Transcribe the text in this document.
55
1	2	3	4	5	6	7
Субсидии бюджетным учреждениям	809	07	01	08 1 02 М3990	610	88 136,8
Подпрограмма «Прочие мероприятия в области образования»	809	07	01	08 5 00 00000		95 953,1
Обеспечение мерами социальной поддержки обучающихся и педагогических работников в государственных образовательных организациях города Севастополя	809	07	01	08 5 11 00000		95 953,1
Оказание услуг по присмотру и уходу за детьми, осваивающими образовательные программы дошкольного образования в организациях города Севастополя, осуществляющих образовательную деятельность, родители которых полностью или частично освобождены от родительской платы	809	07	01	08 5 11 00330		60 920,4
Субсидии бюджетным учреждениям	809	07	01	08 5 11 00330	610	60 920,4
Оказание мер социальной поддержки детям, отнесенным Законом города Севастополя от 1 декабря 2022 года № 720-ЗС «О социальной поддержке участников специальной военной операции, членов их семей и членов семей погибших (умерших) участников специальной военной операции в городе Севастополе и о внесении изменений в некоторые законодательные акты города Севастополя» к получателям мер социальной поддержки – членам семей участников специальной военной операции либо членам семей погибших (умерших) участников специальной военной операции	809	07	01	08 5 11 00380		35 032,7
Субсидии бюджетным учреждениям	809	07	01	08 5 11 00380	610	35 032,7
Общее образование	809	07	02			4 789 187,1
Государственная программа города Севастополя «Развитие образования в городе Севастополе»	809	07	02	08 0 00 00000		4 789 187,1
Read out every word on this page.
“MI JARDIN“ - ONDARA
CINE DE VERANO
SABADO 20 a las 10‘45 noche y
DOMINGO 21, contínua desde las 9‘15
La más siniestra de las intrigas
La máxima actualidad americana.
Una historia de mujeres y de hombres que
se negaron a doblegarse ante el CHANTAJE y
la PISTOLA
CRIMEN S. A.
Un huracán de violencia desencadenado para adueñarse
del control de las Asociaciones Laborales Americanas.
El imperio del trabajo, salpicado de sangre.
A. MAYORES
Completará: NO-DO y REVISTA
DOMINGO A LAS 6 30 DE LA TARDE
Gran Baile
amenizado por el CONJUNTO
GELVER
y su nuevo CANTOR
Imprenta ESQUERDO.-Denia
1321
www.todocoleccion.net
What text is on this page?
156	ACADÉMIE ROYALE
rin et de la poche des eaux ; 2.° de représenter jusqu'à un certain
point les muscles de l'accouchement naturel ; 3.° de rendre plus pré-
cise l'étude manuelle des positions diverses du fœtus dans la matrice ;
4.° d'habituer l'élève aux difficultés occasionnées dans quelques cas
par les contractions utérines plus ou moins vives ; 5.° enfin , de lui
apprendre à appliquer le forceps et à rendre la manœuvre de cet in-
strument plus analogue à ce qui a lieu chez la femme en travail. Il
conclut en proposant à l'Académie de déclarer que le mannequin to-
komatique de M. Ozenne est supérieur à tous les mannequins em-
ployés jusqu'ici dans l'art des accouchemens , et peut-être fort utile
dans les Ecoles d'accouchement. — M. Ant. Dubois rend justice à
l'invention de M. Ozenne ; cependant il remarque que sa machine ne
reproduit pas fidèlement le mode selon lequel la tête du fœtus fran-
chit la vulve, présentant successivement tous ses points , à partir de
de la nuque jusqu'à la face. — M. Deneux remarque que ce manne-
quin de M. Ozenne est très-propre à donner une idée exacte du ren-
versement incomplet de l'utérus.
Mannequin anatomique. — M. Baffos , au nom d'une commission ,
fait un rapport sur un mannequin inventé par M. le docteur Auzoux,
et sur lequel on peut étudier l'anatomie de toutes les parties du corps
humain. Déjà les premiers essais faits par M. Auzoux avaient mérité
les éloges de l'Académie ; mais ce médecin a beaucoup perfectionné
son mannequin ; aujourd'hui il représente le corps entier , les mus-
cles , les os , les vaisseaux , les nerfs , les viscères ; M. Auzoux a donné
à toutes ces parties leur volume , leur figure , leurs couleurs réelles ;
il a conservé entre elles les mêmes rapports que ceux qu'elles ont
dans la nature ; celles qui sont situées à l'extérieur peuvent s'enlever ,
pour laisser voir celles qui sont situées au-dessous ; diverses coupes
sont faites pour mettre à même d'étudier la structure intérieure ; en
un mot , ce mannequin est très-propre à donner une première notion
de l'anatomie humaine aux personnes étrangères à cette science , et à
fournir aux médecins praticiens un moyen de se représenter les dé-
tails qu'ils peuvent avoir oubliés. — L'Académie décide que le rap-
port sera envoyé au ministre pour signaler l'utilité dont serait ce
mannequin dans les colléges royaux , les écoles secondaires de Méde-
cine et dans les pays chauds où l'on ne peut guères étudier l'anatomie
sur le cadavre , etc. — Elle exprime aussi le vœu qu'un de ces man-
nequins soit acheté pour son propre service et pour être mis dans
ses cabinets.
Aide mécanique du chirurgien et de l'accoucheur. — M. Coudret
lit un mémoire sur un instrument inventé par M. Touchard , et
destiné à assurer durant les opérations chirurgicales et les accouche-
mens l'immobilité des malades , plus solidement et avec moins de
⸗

TASK GOAL =
Reproduce the material verbatim, line by line.

FULL RESPONSE =
Transcribe the text in this document.
55
1	2	3	4	5	6	7
Субсидии бюджетным учреждениям	809	07	01	08 1 02 М3990	610	88 136,8
Подпрограмма «Прочие мероприятия в области образования»	809	07	01	08 5 00 00000		95 953,1
Обеспечение мерами социальной поддержки обучающихся и педагогических работников в государственных образовательных организациях города Севастополя	809	07	01	08 5 11 00000		95 953,1
Оказание услуг по присмотру и уходу за детьми, осваивающими образовательные программы дошкольного образования в организациях города Севастополя, осуществляющих образовательную деятельность, родители которых полностью или частично освобождены от родительской платы	809	07	01	08 5 11 00330		60 920,4
Субсидии бюджетным учреждениям	809	07	01	08 5 11 00330	610	60 920,4
Оказание мер социальной поддержки детям, отнесенным Законом города Севастополя от 1 декабря 2022 года № 720-ЗС «О социальной поддержке участников специальной военной операции, членов их семей и членов семей погибших (умерших) участников специальной военной операции в городе Севастополе и о внесении изменений в некоторые законодательные акты города Севастополя» к получателям мер социальной поддержки – членам семей участников специальной военной операции либо членам семей погибших (умерших) участников специальной военной операции	809	07	01	08 5 11 00380		35 032,7
Субсидии бюджетным учреждениям	809	07	01	08 5 11 00380	610	35 032,7
Общее образование	809	07	02			4 789 187,1
Государственная программа города Севастополя «Развитие образования в городе Севастополе»	809	07	02	08 0 00 00000		4 789 187,1
Read out every word on this page.
“MI JARDIN“ - ONDARA
CINE DE VERANO
SABADO 20 a las 10‘45 noche y
DOMINGO 21, contínua desde las 9‘15
La más siniestra de las intrigas
La máxima actualidad americana.
Una historia de mujeres y de hombres que
se negaron a doblegarse ante el CHANTAJE y
la PISTOLA
CRIMEN S. A.
Un huracán de violencia desencadenado para adueñarse
del control de las Asociaciones Laborales Americanas.
El imperio del trabajo, salpicado de sangre.
A. MAYORES
Completará: NO-DO y REVISTA
DOMINGO A LAS 6 30 DE LA TARDE
Gran Baile
amenizado por el CONJUNTO
GELVER
y su nuevo CANTOR
Imprenta ESQUERDO.-Denia
1321
www.todocoleccion.net
What text is on this page?
156	ACADÉMIE ROYALE
rin et de la poche des eaux ; 2.° de représenter jusqu'à un certain
point les muscles de l'accouchement naturel ; 3.° de rendre plus pré-
cise l'étude manuelle des positions diverses du fœtus dans la matrice ;
4.° d'habituer l'élève aux difficultés occasionnées dans quelques cas
par les contractions utérines plus ou moins vives ; 5.° enfin , de lui
apprendre à appliquer le forceps et à rendre la manœuvre de cet in-
strument plus analogue à ce qui a lieu chez la femme en travail. Il
conclut en proposant à l'Académie de déclarer que le mannequin to-
komatique de M. Ozenne est supérieur à tous les mannequins em-
ployés jusqu'ici dans l'art des accouchemens , et peut-être fort utile
dans les Ecoles d'accouchement. — M. Ant. Dubois rend justice à
l'invention de M. Ozenne ; cependant il remarque que sa machine ne
reproduit pas fidèlement le mode selon lequel la tête du fœtus fran-
chit la vulve, présentant successivement tous ses points , à partir de
de la nuque jusqu'à la face. — M. Deneux remarque que ce manne-
quin de M. Ozenne est très-propre à donner une idée exacte du ren-
versement incomplet de l'utérus.
Mannequin anatomique. — M. Baffos , au nom d'une commission ,
fait un rapport sur un mannequin inventé par M. le docteur Auzoux,
et sur lequel on peut étudier l'anatomie de toutes les parties du corps
humain. Déjà les premiers essais faits par M. Auzoux avaient mérité
les éloges de l'Académie ; mais ce médecin a beaucoup perfectionné
son mannequin ; aujourd'hui il représente le corps entier , les mus-
cles , les os , les vaisseaux , les nerfs , les viscères ; M. Auzoux a donné
à toutes ces parties leur volume , leur figure , leurs couleurs réelles ;
il a conservé entre elles les mêmes rapports que ceux qu'elles ont
dans la nature ; celles qui sont situées à l'extérieur peuvent s'enlever ,
pour laisser voir celles qui sont situées au-dessous ; diverses coupes
sont faites pour mettre à même d'étudier la structure intérieure ; en
un mot , ce mannequin est très-propre à donner une première notion
de l'anatomie humaine aux personnes étrangères à cette science , et à
fournir aux médecins praticiens un moyen de se représenter les dé-
tails qu'ils peuvent avoir oubliés. — L'Académie décide que le rap-
port sera envoyé au ministre pour signaler l'utilité dont serait ce
mannequin dans les colléges royaux , les écoles secondaires de Méde-
cine et dans les pays chauds où l'on ne peut guères étudier l'anatomie
sur le cadavre , etc. — Elle exprime aussi le vœu qu'un de ces man-
nequins soit acheté pour son propre service et pour être mis dans
ses cabinets.
Aide mécanique du chirurgien et de l'accoucheur. — M. Coudret
lit un mémoire sur un instrument inventé par M. Touchard , et
destiné à assurer durant les opérations chirurgicales et les accouche-
mens l'immobilité des malades , plus solidement et avec moins de
⸗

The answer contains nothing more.